-- Stored records start --

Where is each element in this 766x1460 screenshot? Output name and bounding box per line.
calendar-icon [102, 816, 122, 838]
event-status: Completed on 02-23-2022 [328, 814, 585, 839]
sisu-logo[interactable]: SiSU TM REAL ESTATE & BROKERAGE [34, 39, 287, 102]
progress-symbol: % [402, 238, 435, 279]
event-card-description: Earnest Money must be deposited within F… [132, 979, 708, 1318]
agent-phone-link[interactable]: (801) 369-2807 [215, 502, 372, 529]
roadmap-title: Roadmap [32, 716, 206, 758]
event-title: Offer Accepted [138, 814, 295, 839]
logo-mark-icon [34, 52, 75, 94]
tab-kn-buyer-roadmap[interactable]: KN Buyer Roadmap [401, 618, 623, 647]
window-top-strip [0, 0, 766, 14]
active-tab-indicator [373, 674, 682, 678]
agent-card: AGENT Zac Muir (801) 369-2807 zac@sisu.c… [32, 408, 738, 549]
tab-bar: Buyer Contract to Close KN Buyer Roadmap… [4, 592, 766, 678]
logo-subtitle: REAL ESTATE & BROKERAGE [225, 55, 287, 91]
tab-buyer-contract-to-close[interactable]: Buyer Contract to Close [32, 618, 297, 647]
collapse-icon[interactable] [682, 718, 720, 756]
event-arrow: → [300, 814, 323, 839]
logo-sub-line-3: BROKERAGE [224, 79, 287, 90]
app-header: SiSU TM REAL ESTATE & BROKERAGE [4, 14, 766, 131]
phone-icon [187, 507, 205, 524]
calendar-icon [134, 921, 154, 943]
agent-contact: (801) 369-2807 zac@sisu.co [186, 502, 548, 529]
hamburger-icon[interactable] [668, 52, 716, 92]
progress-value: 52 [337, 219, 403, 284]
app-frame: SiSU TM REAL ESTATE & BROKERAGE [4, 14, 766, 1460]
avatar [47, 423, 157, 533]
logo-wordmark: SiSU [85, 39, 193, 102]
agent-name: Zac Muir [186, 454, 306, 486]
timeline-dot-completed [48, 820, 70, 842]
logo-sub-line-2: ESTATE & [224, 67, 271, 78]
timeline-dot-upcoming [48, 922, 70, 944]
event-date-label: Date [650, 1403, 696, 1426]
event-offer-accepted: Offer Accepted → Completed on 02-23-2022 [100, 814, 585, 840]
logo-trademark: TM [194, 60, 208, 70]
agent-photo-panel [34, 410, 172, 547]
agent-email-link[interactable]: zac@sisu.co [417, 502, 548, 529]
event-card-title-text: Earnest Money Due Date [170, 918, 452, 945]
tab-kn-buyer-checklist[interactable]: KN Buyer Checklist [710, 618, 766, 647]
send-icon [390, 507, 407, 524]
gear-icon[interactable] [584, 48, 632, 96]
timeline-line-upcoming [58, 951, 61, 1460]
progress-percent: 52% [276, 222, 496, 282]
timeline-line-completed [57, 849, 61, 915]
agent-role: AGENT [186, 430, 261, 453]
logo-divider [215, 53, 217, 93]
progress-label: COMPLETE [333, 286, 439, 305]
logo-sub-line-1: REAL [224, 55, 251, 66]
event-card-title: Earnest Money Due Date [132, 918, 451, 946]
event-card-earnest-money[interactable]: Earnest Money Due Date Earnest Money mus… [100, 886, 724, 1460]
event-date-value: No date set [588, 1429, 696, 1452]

-- Stored records end --

→ What to work on:
How many lines in the entries above contain the string "Buyer"? Reply with the number alone.

→ The reply:
4